# START OF SOURCE MATERIAL

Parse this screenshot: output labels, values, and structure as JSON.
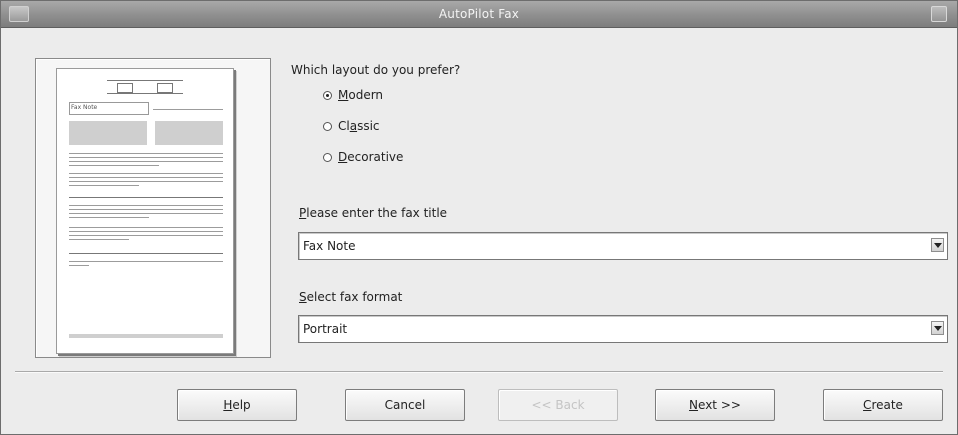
{
  "window": {
    "title": "AutoPilot Fax"
  },
  "preview": {
    "fax_label": "Fax Note"
  },
  "layout": {
    "question": "Which layout do you prefer?",
    "options": [
      {
        "first": "M",
        "rest": "odern",
        "selected": true
      },
      {
        "first": "Cl",
        "u": "a",
        "rest": "ssic",
        "selected": false
      },
      {
        "first": "",
        "u": "D",
        "rest": "ecorative",
        "selected": false
      }
    ]
  },
  "title_field": {
    "label_u": "P",
    "label_rest": "lease enter the fax title",
    "value": "Fax Note"
  },
  "format_field": {
    "label_u": "S",
    "label_rest": "elect fax format",
    "value": "Portrait"
  },
  "buttons": {
    "help_u": "H",
    "help_rest": "elp",
    "cancel": "Cancel",
    "back": "<< Back",
    "next_u": "N",
    "next_rest": "ext >>",
    "create_u": "C",
    "create_rest": "reate"
  }
}
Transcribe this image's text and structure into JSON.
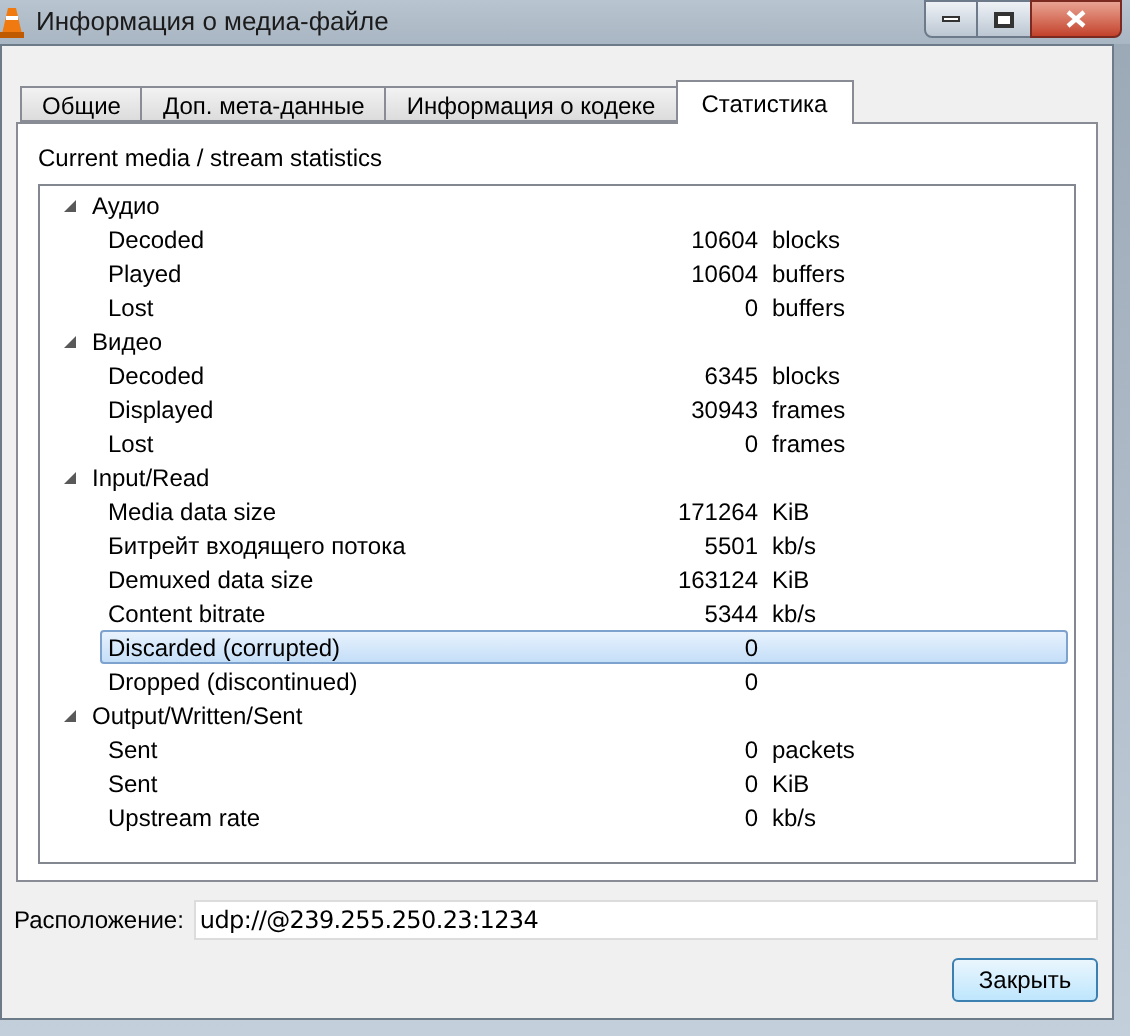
{
  "window": {
    "title": "Информация о медиа-файле"
  },
  "tabs": [
    {
      "label": "Общие",
      "selected": false
    },
    {
      "label": "Доп. мета-данные",
      "selected": false
    },
    {
      "label": "Информация о кодеке",
      "selected": false
    },
    {
      "label": "Статистика",
      "selected": true
    }
  ],
  "panel_title": "Current media / stream statistics",
  "tree": [
    {
      "label": "Аудио",
      "expanded": true,
      "children": [
        {
          "name": "Decoded",
          "value": "10604",
          "unit": "blocks",
          "selected": false
        },
        {
          "name": "Played",
          "value": "10604",
          "unit": "buffers",
          "selected": false
        },
        {
          "name": "Lost",
          "value": "0",
          "unit": "buffers",
          "selected": false
        }
      ]
    },
    {
      "label": "Видео",
      "expanded": true,
      "children": [
        {
          "name": "Decoded",
          "value": "6345",
          "unit": "blocks",
          "selected": false
        },
        {
          "name": "Displayed",
          "value": "30943",
          "unit": "frames",
          "selected": false
        },
        {
          "name": "Lost",
          "value": "0",
          "unit": "frames",
          "selected": false
        }
      ]
    },
    {
      "label": "Input/Read",
      "expanded": true,
      "children": [
        {
          "name": "Media data size",
          "value": "171264",
          "unit": "KiB",
          "selected": false
        },
        {
          "name": "Битрейт входящего потока",
          "value": "5501",
          "unit": "kb/s",
          "selected": false
        },
        {
          "name": "Demuxed data size",
          "value": "163124",
          "unit": "KiB",
          "selected": false
        },
        {
          "name": "Content bitrate",
          "value": "5344",
          "unit": "kb/s",
          "selected": false
        },
        {
          "name": "Discarded (corrupted)",
          "value": "0",
          "selected": true
        },
        {
          "name": "Dropped (discontinued)",
          "value": "0",
          "selected": false
        }
      ]
    },
    {
      "label": "Output/Written/Sent",
      "expanded": true,
      "children": [
        {
          "name": "Sent",
          "value": "0",
          "unit": "packets",
          "selected": false
        },
        {
          "name": "Sent",
          "value": "0",
          "unit": "KiB",
          "selected": false
        },
        {
          "name": "Upstream rate",
          "value": "0",
          "unit": "kb/s",
          "selected": false
        }
      ]
    }
  ],
  "location": {
    "label": "Расположение:",
    "value": "udp://@239.255.250.23:1234"
  },
  "buttons": [
    "Закрыть"
  ]
}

# END OF SOURCE MATERIAL

### GIVEN REQUEST:
Pick out the lines above containing the word "data", then copy them.

### CORRECT RESPONSE:
          "name": "Media data size",
          "name": "Demuxed data size",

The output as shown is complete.